(Extracted data entries)
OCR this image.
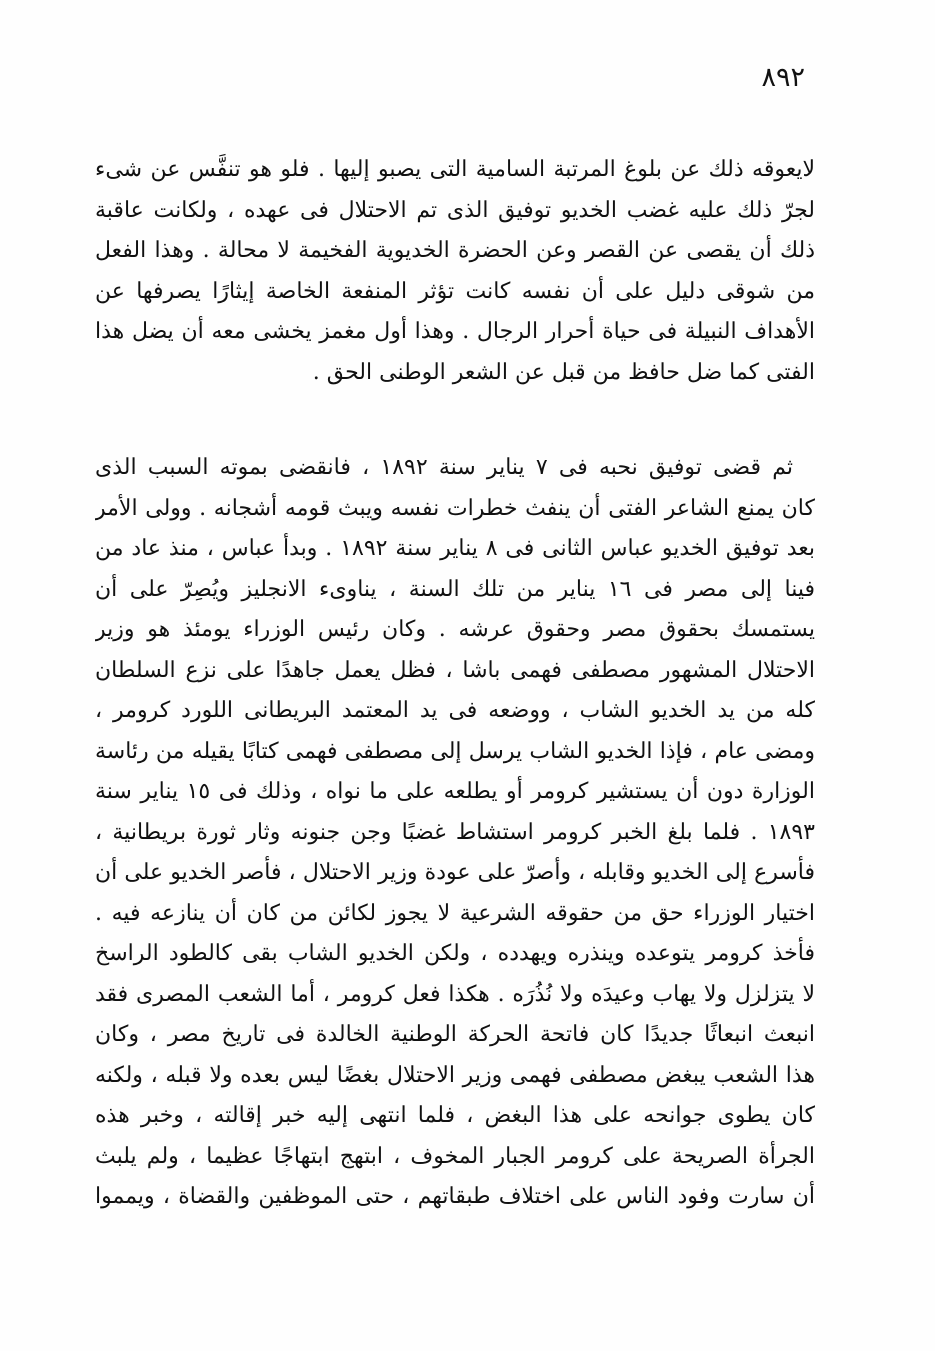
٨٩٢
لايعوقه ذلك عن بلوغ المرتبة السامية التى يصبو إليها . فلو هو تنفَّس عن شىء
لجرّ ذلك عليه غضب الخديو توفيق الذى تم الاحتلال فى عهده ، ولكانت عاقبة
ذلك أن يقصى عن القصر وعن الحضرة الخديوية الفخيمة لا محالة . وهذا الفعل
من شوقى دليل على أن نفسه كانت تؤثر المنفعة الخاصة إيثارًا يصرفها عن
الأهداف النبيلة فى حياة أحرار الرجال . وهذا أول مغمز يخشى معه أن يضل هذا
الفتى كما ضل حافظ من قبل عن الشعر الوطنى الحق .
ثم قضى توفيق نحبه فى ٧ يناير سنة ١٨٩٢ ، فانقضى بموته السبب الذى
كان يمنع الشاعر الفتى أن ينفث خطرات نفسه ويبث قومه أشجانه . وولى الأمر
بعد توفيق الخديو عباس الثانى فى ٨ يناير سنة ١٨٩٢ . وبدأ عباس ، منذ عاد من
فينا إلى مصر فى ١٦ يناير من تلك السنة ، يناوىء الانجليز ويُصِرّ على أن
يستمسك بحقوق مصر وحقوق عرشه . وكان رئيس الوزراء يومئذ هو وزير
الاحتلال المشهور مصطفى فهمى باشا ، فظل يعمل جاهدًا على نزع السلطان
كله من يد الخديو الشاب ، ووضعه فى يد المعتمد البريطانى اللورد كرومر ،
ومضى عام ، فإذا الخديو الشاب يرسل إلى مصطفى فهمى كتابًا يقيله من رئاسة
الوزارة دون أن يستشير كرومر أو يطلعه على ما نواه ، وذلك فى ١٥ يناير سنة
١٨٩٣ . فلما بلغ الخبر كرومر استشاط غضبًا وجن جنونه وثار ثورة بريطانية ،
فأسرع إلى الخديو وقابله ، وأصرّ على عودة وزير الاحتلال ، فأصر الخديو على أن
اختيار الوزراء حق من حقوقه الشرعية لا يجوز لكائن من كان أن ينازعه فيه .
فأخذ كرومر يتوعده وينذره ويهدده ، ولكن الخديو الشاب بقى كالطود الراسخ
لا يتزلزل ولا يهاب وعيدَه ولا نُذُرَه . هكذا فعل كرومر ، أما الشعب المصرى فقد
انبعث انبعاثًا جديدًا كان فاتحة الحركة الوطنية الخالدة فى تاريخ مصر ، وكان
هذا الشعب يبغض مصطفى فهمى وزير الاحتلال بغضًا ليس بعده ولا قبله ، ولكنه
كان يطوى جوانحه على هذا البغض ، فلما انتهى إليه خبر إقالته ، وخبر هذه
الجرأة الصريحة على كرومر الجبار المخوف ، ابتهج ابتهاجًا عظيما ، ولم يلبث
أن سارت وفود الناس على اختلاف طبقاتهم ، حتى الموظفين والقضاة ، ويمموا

==

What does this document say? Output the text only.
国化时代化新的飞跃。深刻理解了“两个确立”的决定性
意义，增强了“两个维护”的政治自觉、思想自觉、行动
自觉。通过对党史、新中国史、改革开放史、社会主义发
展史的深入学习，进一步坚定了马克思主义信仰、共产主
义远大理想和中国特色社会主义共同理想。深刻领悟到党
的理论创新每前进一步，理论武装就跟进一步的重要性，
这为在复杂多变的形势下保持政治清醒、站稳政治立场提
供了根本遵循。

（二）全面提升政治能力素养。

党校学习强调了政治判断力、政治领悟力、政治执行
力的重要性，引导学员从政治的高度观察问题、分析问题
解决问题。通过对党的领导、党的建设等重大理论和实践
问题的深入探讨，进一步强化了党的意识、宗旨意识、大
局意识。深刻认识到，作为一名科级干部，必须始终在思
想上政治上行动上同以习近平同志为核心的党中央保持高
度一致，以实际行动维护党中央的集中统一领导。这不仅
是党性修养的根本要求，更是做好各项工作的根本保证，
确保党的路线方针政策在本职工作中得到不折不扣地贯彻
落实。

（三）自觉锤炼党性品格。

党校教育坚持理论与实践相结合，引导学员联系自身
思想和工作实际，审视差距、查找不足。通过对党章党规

- **YOUR INSTRUCTIONS**
In the records above, locate every line with the string "الشعب" and copy it.

- **IN RESPONSE**
لا يتزلزل ولا يهاب وعيدَه ولا نُذُرَه . هكذا فعل كرومر ، أما الشعب المصرى فقد
هذا الشعب يبغض مصطفى فهمى وزير الاحتلال بغضًا ليس بعده ولا قبله ، ولكنه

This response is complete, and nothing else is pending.